[Figure record extracts]
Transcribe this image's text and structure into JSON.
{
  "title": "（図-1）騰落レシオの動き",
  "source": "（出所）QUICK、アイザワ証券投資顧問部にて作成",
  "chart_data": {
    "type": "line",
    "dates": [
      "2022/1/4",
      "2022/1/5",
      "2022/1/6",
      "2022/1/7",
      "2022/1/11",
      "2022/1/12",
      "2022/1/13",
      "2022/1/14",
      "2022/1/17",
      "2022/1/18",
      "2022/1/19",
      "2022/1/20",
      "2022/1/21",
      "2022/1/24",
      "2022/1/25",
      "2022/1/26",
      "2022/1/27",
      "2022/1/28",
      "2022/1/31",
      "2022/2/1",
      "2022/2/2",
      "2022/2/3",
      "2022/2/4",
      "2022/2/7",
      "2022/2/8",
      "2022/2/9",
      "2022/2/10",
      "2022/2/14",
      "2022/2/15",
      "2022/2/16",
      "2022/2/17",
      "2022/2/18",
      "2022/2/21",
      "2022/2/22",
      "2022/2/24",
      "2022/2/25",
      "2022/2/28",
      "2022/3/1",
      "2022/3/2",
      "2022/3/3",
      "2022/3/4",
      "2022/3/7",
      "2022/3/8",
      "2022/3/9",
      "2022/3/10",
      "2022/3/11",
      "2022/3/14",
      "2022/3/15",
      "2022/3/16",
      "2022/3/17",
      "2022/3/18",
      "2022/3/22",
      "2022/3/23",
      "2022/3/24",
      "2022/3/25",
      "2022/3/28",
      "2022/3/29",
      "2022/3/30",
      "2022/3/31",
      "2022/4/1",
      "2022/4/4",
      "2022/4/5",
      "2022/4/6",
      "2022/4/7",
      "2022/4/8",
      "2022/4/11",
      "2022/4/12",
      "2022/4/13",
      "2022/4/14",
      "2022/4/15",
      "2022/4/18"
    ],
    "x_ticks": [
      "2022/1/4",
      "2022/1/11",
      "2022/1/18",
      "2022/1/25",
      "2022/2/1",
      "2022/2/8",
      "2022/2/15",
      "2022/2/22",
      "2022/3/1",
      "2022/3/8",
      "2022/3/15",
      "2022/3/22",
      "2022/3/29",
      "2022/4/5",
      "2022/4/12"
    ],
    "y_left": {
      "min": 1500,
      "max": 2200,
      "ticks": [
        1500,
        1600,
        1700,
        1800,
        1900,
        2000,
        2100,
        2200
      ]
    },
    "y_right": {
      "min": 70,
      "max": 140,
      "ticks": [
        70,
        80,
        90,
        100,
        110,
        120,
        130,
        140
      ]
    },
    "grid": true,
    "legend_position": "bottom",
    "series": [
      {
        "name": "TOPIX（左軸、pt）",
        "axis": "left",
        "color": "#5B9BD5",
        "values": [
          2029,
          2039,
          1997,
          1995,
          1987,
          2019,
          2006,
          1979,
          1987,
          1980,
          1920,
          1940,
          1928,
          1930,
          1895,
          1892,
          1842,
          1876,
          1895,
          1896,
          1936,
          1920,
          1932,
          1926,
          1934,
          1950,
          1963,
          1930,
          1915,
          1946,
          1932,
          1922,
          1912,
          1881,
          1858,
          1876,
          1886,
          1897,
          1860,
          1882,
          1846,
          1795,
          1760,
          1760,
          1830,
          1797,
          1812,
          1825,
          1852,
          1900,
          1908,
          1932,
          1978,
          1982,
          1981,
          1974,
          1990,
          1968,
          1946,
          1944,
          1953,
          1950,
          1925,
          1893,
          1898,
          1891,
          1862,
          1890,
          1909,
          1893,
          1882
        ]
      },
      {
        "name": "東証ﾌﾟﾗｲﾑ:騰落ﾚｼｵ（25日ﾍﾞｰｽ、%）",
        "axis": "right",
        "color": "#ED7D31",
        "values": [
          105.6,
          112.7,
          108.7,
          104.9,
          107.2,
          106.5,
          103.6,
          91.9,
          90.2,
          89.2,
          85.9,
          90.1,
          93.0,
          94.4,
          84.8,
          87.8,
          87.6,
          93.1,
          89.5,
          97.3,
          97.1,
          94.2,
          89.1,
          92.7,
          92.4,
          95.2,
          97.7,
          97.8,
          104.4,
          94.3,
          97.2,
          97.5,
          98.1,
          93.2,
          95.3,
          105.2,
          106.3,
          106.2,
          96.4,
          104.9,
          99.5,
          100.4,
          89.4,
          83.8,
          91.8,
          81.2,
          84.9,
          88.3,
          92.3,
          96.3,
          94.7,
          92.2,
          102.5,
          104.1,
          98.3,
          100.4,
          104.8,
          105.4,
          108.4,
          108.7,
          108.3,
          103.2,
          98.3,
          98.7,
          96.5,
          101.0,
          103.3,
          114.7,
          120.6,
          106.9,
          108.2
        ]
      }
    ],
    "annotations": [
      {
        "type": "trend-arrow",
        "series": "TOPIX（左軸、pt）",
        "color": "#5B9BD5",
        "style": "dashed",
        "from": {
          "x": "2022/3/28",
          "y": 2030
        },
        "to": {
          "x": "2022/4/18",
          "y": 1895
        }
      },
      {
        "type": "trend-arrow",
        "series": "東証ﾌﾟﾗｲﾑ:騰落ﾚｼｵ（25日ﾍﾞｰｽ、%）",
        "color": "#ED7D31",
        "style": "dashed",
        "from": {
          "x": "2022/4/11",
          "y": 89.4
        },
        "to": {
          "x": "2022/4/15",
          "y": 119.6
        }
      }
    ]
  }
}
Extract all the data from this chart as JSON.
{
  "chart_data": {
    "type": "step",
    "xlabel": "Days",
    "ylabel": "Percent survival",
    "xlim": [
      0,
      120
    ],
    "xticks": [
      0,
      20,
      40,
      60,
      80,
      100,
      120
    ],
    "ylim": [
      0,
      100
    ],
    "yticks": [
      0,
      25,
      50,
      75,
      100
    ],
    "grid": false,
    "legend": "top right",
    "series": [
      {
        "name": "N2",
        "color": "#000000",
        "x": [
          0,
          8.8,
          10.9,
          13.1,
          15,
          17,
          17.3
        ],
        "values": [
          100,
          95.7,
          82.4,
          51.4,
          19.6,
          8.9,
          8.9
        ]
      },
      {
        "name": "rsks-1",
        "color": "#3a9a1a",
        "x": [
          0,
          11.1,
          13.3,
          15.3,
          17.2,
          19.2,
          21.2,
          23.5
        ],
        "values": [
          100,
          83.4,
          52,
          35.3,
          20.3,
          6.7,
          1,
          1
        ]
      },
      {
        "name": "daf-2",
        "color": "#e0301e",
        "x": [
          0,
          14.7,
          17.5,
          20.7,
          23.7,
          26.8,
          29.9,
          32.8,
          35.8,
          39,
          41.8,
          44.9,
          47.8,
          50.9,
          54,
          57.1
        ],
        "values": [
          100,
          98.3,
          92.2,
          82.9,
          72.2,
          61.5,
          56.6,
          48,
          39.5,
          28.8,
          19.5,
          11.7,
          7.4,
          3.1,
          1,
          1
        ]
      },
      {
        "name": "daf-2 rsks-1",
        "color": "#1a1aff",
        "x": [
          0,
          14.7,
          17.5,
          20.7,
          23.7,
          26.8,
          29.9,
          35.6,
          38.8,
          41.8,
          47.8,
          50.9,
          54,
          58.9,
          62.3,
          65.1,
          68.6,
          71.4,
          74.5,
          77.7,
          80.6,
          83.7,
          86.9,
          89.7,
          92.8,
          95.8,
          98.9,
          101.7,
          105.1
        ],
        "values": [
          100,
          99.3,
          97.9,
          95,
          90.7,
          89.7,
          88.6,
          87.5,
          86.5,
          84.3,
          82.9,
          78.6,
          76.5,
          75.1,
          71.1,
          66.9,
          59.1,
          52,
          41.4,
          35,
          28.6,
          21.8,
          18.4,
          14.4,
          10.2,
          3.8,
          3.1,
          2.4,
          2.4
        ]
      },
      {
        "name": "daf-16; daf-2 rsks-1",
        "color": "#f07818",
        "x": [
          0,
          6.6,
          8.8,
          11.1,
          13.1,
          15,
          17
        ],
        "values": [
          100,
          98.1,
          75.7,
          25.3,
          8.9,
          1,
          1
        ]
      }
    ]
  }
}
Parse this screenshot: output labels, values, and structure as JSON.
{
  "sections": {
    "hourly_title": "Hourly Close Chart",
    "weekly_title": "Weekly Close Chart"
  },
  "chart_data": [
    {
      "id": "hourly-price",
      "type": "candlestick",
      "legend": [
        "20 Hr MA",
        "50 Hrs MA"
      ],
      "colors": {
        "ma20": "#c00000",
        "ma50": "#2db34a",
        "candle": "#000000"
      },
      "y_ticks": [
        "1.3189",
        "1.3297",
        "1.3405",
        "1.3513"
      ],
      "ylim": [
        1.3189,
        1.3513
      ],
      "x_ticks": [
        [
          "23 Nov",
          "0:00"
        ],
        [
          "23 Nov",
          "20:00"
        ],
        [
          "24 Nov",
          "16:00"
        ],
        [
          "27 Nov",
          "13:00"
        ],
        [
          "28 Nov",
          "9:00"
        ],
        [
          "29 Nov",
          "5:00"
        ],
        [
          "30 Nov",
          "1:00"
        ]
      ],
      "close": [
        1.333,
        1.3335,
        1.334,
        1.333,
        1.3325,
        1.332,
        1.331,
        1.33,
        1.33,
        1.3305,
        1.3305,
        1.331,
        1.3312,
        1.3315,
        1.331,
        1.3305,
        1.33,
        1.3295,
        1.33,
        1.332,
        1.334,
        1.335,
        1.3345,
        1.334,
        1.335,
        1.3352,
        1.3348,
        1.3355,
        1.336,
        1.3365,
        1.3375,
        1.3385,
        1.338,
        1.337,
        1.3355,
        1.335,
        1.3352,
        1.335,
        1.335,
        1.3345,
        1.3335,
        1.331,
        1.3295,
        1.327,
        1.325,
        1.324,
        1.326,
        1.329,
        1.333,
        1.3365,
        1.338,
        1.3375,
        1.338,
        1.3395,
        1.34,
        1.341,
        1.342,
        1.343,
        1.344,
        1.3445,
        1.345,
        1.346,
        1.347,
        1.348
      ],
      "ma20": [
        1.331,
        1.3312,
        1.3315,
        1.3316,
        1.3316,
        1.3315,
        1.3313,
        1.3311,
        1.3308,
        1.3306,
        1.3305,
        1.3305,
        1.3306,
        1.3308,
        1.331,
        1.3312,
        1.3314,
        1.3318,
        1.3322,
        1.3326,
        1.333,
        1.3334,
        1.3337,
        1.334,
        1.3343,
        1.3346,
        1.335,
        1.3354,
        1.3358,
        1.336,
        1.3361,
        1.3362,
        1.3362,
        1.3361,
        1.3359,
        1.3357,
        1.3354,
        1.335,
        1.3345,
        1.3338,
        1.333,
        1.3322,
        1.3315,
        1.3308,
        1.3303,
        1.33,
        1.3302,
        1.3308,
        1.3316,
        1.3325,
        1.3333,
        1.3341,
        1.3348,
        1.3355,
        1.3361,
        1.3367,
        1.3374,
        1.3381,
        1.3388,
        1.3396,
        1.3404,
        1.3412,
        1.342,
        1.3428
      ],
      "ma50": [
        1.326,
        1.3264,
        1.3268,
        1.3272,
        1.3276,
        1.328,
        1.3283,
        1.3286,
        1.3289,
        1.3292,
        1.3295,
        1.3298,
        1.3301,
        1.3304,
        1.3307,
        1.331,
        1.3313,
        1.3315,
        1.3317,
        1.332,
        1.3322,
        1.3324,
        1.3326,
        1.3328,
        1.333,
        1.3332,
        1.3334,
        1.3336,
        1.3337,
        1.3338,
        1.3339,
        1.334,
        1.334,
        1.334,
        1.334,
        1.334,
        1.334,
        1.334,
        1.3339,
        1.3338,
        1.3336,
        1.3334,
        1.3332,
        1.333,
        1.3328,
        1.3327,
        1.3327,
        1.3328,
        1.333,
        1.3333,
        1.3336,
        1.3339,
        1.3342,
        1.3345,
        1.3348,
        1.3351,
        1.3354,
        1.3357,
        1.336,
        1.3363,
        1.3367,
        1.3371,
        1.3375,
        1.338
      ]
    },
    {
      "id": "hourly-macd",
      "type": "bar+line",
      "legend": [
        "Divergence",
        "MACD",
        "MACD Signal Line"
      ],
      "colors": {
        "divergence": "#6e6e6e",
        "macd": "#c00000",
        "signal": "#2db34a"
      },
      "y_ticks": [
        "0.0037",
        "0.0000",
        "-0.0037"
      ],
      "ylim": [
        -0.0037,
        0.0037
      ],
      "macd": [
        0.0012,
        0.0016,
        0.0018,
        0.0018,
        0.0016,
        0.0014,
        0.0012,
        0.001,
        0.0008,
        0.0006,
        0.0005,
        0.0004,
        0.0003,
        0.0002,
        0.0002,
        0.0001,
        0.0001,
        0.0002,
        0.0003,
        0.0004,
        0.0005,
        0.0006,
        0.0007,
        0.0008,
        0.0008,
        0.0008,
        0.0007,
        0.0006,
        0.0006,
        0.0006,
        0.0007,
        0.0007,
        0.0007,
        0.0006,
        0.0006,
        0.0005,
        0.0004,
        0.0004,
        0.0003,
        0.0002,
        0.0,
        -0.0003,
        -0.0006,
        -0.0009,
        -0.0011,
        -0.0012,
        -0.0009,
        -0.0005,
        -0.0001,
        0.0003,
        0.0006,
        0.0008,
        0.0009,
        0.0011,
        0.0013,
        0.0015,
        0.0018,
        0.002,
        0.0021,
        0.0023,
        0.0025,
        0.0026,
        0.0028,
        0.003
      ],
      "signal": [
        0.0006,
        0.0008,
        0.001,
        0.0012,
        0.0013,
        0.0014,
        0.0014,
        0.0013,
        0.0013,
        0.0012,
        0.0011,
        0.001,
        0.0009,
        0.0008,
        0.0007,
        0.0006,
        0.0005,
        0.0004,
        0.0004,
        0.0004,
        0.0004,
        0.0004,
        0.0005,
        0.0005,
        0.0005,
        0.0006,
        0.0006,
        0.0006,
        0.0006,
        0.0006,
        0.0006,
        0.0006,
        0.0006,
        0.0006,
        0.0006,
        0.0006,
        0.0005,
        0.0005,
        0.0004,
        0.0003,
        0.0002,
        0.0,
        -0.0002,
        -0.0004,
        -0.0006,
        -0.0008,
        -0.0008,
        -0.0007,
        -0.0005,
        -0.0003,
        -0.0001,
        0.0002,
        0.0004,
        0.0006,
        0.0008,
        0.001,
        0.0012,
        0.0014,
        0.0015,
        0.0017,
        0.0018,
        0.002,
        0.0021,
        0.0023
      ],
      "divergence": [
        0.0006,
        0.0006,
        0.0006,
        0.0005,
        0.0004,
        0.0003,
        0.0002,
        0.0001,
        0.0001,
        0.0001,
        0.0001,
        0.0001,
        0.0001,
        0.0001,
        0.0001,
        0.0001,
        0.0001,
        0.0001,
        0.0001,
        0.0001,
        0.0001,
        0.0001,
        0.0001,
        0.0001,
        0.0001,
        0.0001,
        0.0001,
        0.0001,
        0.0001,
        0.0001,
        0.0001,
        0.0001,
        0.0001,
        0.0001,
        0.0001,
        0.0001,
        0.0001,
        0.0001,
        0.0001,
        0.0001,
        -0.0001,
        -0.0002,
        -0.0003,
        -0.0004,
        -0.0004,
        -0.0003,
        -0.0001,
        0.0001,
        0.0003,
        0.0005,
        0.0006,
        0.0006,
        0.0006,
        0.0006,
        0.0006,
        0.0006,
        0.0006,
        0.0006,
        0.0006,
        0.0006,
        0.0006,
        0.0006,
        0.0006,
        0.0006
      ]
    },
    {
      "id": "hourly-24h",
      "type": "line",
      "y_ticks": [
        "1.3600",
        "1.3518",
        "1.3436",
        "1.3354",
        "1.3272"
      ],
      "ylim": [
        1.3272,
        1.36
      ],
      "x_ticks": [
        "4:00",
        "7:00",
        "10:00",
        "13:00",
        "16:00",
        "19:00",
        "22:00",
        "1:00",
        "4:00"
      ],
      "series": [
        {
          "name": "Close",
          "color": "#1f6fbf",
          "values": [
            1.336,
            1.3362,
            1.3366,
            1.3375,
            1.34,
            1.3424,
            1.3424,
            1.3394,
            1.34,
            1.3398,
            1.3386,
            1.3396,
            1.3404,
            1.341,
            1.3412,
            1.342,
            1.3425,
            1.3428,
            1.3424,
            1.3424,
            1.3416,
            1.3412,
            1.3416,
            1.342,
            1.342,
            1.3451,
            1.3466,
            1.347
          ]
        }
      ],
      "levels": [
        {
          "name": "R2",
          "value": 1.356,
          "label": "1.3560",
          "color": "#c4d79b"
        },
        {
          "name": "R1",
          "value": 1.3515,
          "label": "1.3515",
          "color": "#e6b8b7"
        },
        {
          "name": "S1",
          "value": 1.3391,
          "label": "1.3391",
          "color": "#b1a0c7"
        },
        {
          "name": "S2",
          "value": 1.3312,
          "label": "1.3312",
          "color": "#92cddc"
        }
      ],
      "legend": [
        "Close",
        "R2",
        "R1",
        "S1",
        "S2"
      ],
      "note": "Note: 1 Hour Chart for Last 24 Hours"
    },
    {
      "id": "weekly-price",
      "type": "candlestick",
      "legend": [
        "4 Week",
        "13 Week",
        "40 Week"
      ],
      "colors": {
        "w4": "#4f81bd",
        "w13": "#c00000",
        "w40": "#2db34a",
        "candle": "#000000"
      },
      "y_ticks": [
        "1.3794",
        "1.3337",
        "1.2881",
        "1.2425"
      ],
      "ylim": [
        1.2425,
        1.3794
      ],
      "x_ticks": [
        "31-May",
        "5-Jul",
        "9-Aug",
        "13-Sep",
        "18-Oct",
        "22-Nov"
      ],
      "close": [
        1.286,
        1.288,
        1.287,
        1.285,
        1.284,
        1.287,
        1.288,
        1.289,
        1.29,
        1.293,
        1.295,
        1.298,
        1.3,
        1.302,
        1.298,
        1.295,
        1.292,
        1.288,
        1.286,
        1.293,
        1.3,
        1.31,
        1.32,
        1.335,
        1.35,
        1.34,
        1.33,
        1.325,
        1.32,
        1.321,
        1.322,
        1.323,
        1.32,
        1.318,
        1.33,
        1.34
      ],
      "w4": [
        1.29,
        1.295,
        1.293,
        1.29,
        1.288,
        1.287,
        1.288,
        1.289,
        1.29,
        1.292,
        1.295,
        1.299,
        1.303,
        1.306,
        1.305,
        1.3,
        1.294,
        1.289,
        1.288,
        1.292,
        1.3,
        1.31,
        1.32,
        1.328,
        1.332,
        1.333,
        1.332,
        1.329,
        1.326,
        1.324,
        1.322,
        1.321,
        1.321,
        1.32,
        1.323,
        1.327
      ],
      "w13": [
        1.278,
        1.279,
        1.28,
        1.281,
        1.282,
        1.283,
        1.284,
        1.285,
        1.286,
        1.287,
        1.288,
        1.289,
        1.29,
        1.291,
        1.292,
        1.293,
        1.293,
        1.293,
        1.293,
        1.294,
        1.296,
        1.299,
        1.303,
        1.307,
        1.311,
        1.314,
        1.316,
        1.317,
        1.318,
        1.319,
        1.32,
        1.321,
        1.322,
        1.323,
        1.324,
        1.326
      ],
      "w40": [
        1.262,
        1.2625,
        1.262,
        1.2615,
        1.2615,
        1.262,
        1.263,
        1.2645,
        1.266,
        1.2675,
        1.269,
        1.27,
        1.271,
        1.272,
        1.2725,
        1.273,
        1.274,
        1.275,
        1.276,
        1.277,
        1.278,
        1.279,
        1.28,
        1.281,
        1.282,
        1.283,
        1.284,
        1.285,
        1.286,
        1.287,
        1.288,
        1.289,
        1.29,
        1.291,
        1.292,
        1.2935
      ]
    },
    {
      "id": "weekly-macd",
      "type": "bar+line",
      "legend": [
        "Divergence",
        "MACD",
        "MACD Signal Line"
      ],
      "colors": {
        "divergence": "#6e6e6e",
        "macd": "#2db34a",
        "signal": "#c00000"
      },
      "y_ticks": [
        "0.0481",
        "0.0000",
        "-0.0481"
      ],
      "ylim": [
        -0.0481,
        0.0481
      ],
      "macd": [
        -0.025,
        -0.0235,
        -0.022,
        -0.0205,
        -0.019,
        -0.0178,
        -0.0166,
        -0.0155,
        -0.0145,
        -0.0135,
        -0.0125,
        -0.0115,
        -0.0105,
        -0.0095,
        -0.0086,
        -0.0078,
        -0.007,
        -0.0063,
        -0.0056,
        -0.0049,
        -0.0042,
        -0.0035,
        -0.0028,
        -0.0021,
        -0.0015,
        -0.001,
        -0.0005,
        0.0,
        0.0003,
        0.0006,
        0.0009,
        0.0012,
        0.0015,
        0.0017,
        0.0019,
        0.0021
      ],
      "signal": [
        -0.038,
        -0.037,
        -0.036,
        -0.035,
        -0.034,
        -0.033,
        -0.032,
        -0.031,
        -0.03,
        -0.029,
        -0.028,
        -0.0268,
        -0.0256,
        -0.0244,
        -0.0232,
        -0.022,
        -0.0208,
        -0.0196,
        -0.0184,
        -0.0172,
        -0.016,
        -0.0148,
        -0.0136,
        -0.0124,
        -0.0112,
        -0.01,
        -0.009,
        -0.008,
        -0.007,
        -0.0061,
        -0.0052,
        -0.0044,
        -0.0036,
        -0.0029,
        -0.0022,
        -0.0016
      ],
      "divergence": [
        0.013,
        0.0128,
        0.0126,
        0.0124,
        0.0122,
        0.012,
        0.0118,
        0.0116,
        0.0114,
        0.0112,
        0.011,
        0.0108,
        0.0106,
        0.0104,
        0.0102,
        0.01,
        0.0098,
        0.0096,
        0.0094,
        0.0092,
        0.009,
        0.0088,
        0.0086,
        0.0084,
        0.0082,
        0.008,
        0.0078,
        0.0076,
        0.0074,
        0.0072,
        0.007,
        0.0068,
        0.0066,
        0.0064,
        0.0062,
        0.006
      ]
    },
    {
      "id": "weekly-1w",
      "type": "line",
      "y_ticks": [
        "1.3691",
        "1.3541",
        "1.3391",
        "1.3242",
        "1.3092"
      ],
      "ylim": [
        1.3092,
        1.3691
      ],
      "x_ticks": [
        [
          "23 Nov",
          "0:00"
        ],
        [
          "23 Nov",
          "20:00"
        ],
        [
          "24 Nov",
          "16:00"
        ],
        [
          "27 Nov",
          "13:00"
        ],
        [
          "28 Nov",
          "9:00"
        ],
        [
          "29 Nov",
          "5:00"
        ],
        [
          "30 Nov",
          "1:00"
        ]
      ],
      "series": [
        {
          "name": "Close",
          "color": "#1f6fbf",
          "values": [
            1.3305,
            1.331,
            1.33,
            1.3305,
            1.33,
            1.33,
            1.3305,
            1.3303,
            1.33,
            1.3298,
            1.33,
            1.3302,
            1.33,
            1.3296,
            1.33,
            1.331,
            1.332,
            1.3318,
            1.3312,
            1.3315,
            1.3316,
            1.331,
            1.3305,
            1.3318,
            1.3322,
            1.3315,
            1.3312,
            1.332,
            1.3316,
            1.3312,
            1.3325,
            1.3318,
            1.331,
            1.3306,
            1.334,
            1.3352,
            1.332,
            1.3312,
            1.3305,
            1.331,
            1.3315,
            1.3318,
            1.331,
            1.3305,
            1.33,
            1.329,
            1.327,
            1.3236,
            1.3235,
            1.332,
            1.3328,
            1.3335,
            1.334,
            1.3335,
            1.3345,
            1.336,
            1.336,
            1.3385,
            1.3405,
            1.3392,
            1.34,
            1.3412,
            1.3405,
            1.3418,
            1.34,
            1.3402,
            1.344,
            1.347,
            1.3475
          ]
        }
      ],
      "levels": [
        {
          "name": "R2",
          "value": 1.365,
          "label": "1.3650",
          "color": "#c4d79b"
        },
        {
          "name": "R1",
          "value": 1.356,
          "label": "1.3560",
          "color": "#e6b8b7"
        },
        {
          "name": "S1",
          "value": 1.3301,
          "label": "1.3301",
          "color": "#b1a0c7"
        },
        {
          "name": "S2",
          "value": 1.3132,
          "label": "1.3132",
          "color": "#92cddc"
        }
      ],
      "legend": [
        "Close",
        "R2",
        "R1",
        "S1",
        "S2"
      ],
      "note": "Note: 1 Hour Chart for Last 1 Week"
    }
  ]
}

§ What to produce:
Tally the lines of the listing that include "Note". Reply with nothing but the count.

§ Solution:
2